>> Start INFORMATION SUPPLIED

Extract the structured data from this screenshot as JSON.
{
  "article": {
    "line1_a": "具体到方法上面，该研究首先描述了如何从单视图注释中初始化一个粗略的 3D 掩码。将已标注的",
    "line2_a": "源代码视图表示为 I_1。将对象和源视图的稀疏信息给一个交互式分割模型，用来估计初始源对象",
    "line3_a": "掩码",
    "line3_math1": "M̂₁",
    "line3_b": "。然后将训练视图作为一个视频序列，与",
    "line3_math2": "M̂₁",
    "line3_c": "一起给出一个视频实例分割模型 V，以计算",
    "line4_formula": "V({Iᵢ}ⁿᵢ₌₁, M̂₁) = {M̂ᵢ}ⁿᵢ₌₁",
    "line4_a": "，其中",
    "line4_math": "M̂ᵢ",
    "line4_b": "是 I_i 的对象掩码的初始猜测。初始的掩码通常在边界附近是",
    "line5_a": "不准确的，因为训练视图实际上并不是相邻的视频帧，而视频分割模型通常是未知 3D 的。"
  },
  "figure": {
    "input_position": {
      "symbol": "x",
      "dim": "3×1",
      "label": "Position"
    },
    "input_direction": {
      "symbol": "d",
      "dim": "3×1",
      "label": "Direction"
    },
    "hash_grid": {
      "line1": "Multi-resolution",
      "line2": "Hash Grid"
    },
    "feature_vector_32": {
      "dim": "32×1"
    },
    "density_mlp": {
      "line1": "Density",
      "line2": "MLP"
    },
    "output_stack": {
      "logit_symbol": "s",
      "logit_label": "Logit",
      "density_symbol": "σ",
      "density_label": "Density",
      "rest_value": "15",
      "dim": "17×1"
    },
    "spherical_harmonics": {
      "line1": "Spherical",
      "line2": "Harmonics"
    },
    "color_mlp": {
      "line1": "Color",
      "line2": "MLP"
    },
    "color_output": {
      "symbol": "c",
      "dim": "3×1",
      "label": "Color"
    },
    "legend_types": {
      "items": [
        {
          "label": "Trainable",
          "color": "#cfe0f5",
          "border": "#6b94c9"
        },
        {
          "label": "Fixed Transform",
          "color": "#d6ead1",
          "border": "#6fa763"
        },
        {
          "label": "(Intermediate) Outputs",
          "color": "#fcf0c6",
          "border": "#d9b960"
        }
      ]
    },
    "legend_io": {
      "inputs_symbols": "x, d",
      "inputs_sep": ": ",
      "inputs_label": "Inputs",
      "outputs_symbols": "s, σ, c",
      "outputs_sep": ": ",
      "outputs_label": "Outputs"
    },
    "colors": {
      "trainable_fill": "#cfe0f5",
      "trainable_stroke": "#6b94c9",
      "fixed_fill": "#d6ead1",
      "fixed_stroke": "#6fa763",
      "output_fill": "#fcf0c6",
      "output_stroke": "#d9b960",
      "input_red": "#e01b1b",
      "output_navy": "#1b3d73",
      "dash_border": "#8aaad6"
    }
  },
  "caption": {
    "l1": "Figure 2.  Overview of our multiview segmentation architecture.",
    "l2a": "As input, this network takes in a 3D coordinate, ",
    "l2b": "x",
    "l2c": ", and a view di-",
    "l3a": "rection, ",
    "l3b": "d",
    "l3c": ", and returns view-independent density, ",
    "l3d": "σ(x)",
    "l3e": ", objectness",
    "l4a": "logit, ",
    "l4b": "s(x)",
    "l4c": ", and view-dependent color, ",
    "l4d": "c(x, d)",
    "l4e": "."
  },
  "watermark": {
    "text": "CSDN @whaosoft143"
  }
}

>> End INFORMATION SUPPLIED

THE TASK. Transcribe all of the lines in the records precisely.

WORKED ANSWER.
Extract the structured data from this screenshot as JSON.
{
  "article": {
    "line1_a": "具体到方法上面，该研究首先描述了如何从单视图注释中初始化一个粗略的 3D 掩码。将已标注的",
    "line2_a": "源代码视图表示为 I_1。将对象和源视图的稀疏信息给一个交互式分割模型，用来估计初始源对象",
    "line3_a": "掩码",
    "line3_math1": "M̂₁",
    "line3_b": "。然后将训练视图作为一个视频序列，与",
    "line3_math2": "M̂₁",
    "line3_c": "一起给出一个视频实例分割模型 V，以计算",
    "line4_formula": "V({Iᵢ}ⁿᵢ₌₁, M̂₁) = {M̂ᵢ}ⁿᵢ₌₁",
    "line4_a": "，其中",
    "line4_math": "M̂ᵢ",
    "line4_b": "是 I_i 的对象掩码的初始猜测。初始的掩码通常在边界附近是",
    "line5_a": "不准确的，因为训练视图实际上并不是相邻的视频帧，而视频分割模型通常是未知 3D 的。"
  },
  "figure": {
    "input_position": {
      "symbol": "x",
      "dim": "3×1",
      "label": "Position"
    },
    "input_direction": {
      "symbol": "d",
      "dim": "3×1",
      "label": "Direction"
    },
    "hash_grid": {
      "line1": "Multi-resolution",
      "line2": "Hash Grid"
    },
    "feature_vector_32": {
      "dim": "32×1"
    },
    "density_mlp": {
      "line1": "Density",
      "line2": "MLP"
    },
    "output_stack": {
      "logit_symbol": "s",
      "logit_label": "Logit",
      "density_symbol": "σ",
      "density_label": "Density",
      "rest_value": "15",
      "dim": "17×1"
    },
    "spherical_harmonics": {
      "line1": "Spherical",
      "line2": "Harmonics"
    },
    "color_mlp": {
      "line1": "Color",
      "line2": "MLP"
    },
    "color_output": {
      "symbol": "c",
      "dim": "3×1",
      "label": "Color"
    },
    "legend_types": {
      "items": [
        {
          "label": "Trainable",
          "color": "#cfe0f5",
          "border": "#6b94c9"
        },
        {
          "label": "Fixed Transform",
          "color": "#d6ead1",
          "border": "#6fa763"
        },
        {
          "label": "(Intermediate) Outputs",
          "color": "#fcf0c6",
          "border": "#d9b960"
        }
      ]
    },
    "legend_io": {
      "inputs_symbols": "x, d",
      "inputs_sep": ": ",
      "inputs_label": "Inputs",
      "outputs_symbols": "s, σ, c",
      "outputs_sep": ": ",
      "outputs_label": "Outputs"
    },
    "colors": {
      "trainable_fill": "#cfe0f5",
      "trainable_stroke": "#6b94c9",
      "fixed_fill": "#d6ead1",
      "fixed_stroke": "#6fa763",
      "output_fill": "#fcf0c6",
      "output_stroke": "#d9b960",
      "input_red": "#e01b1b",
      "output_navy": "#1b3d73",
      "dash_border": "#8aaad6"
    }
  },
  "caption": {
    "l1": "Figure 2.  Overview of our multiview segmentation architecture.",
    "l2a": "As input, this network takes in a 3D coordinate, ",
    "l2b": "x",
    "l2c": ", and a view di-",
    "l3a": "rection, ",
    "l3b": "d",
    "l3c": ", and returns view-independent density, ",
    "l3d": "σ(x)",
    "l3e": ", objectness",
    "l4a": "logit, ",
    "l4b": "s(x)",
    "l4c": ", and view-dependent color, ",
    "l4d": "c(x, d)",
    "l4e": "."
  },
  "watermark": {
    "text": "CSDN @whaosoft143"
  }
}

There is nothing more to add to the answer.